* _Available records_:
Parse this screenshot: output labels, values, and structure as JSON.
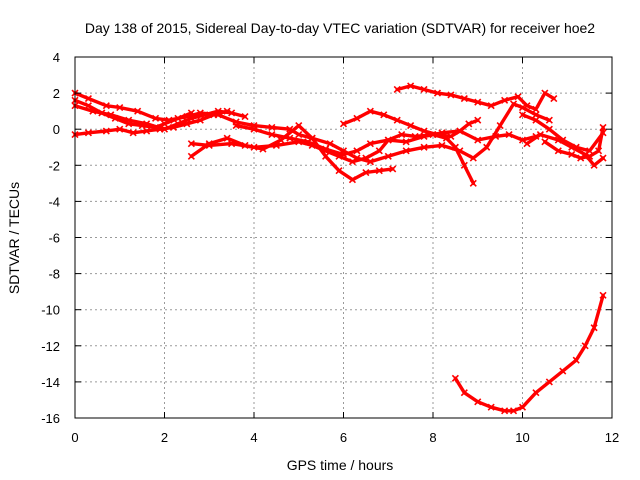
{
  "chart_data": {
    "type": "scatter",
    "title": "Day 138 of 2015, Sidereal Day-to-day VTEC variation (SDTVAR) for receiver hoe2",
    "xlabel": "GPS time / hours",
    "ylabel": "SDTVAR / TECUs",
    "xlim": [
      0,
      12
    ],
    "ylim": [
      -16,
      4
    ],
    "xticks": [
      0,
      2,
      4,
      6,
      8,
      10,
      12
    ],
    "yticks": [
      4,
      2,
      0,
      -2,
      -4,
      -6,
      -8,
      -10,
      -12,
      -14,
      -16
    ],
    "grid": true,
    "legend": "none",
    "marker_color": "#ff0000",
    "series": [
      {
        "name": "track-1",
        "x": [
          0.0,
          0.3,
          0.7,
          1.0,
          1.4,
          1.8,
          2.1,
          2.5,
          2.8,
          3.2,
          3.6,
          4.0,
          4.4,
          4.8,
          5.0,
          5.3,
          5.7,
          6.0,
          6.3,
          6.6
        ],
        "y": [
          2.0,
          1.7,
          1.3,
          1.2,
          1.0,
          0.6,
          0.5,
          0.7,
          0.9,
          0.8,
          0.4,
          0.2,
          0.1,
          0.0,
          -0.3,
          -0.5,
          -0.8,
          -1.2,
          -1.6,
          -1.8
        ]
      },
      {
        "name": "track-2",
        "x": [
          0.0,
          0.3,
          0.6,
          0.9,
          1.2,
          1.5,
          1.8,
          2.0,
          2.3,
          2.6
        ],
        "y": [
          1.6,
          1.3,
          0.9,
          0.6,
          0.3,
          0.2,
          0.1,
          0.3,
          0.6,
          0.9
        ]
      },
      {
        "name": "track-3",
        "x": [
          0.0,
          0.4,
          0.8,
          1.2,
          1.6,
          2.0,
          2.3,
          2.6,
          2.9,
          3.2,
          3.5,
          3.8
        ],
        "y": [
          1.3,
          1.0,
          0.8,
          0.5,
          0.3,
          0.0,
          0.3,
          0.6,
          0.8,
          1.0,
          0.9,
          0.7
        ]
      },
      {
        "name": "track-4",
        "x": [
          0.0,
          0.3,
          0.7,
          1.0,
          1.3,
          1.6,
          1.9,
          2.2,
          2.5,
          2.8,
          3.1,
          3.4
        ],
        "y": [
          -0.3,
          -0.2,
          -0.1,
          0.0,
          -0.2,
          -0.1,
          0.0,
          0.1,
          0.3,
          0.5,
          0.8,
          1.0
        ]
      },
      {
        "name": "track-5",
        "x": [
          2.6,
          3.0,
          3.4,
          3.8,
          4.2,
          4.6,
          5.0,
          5.3,
          5.6,
          5.9,
          6.2,
          6.5,
          6.8,
          7.1
        ],
        "y": [
          -1.5,
          -0.8,
          -0.5,
          -0.9,
          -1.1,
          -0.6,
          0.2,
          -0.5,
          -1.5,
          -2.3,
          -2.8,
          -2.4,
          -2.3,
          -2.2
        ]
      },
      {
        "name": "track-6",
        "x": [
          2.6,
          3.0,
          3.5,
          4.0,
          4.5,
          5.0,
          5.3,
          5.6,
          5.9,
          6.2,
          6.5,
          6.8,
          7.0,
          7.3,
          7.6,
          8.0,
          8.3,
          8.5,
          8.7,
          8.9
        ],
        "y": [
          -0.8,
          -0.9,
          -0.8,
          -1.0,
          -0.9,
          -0.7,
          -0.9,
          -1.2,
          -1.5,
          -1.8,
          -1.6,
          -1.2,
          -0.6,
          -0.3,
          -0.4,
          -0.3,
          -0.5,
          -1.0,
          -2.0,
          -3.0
        ]
      },
      {
        "name": "track-7",
        "x": [
          3.6,
          4.0,
          4.4,
          4.8,
          5.2,
          5.6,
          6.0,
          6.3,
          6.6,
          7.0,
          7.4,
          7.8,
          8.2,
          8.6,
          9.0,
          9.4,
          9.7,
          10.0,
          10.3
        ],
        "y": [
          0.2,
          0.0,
          -0.3,
          -0.5,
          -0.7,
          -1.1,
          -1.4,
          -1.2,
          -0.8,
          -0.6,
          -0.7,
          -0.4,
          -0.2,
          -0.1,
          -0.6,
          -0.4,
          -0.3,
          -0.6,
          -0.4
        ]
      },
      {
        "name": "track-8",
        "x": [
          6.6,
          7.0,
          7.4,
          7.8,
          8.2,
          8.6,
          8.9,
          9.2,
          9.5,
          9.8,
          10.0,
          10.3,
          10.6
        ],
        "y": [
          -1.8,
          -1.5,
          -1.2,
          -1.0,
          -0.9,
          -1.2,
          -1.6,
          -1.0,
          0.2,
          1.4,
          1.2,
          0.8,
          0.5
        ]
      },
      {
        "name": "track-9",
        "x": [
          6.0,
          6.3,
          6.6,
          6.9,
          7.2,
          7.5,
          7.8,
          8.1,
          8.4,
          8.6,
          8.8,
          9.0
        ],
        "y": [
          0.3,
          0.6,
          1.0,
          0.8,
          0.5,
          0.2,
          -0.1,
          -0.3,
          -0.4,
          -0.1,
          0.3,
          0.5
        ]
      },
      {
        "name": "track-10",
        "x": [
          7.2,
          7.5,
          7.8,
          8.1,
          8.4,
          8.7,
          9.0,
          9.3,
          9.6,
          9.9,
          10.1,
          10.3,
          10.5,
          10.7
        ],
        "y": [
          2.2,
          2.4,
          2.2,
          2.0,
          1.9,
          1.7,
          1.5,
          1.3,
          1.6,
          1.8,
          1.3,
          1.1,
          2.0,
          1.7
        ]
      },
      {
        "name": "track-11",
        "x": [
          10.0,
          10.3,
          10.6,
          10.9,
          11.2,
          11.5,
          11.8
        ],
        "y": [
          0.8,
          0.5,
          0.0,
          -0.6,
          -1.0,
          -1.2,
          -0.2
        ]
      },
      {
        "name": "track-12",
        "x": [
          10.1,
          10.4,
          10.8,
          11.1,
          11.4,
          11.6,
          11.8
        ],
        "y": [
          -0.8,
          -0.3,
          -0.6,
          -1.0,
          -1.4,
          -2.0,
          -1.6
        ]
      },
      {
        "name": "track-13",
        "x": [
          10.5,
          10.8,
          11.1,
          11.3,
          11.5,
          11.7,
          11.8
        ],
        "y": [
          -0.7,
          -1.2,
          -1.4,
          -1.6,
          -1.5,
          -1.2,
          0.1
        ]
      },
      {
        "name": "track-14",
        "x": [
          8.5,
          8.7,
          9.0,
          9.3,
          9.6,
          9.8,
          10.0,
          10.3,
          10.6,
          10.9,
          11.2,
          11.4,
          11.6,
          11.8
        ],
        "y": [
          -13.8,
          -14.6,
          -15.1,
          -15.4,
          -15.6,
          -15.6,
          -15.4,
          -14.6,
          -14.0,
          -13.4,
          -12.8,
          -12.0,
          -11.0,
          -9.2
        ]
      }
    ]
  }
}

* _Set exercise_:
Above are several records. Count the lines among them that contain "SDTVAR" and give only the total.

* _Task output_:
2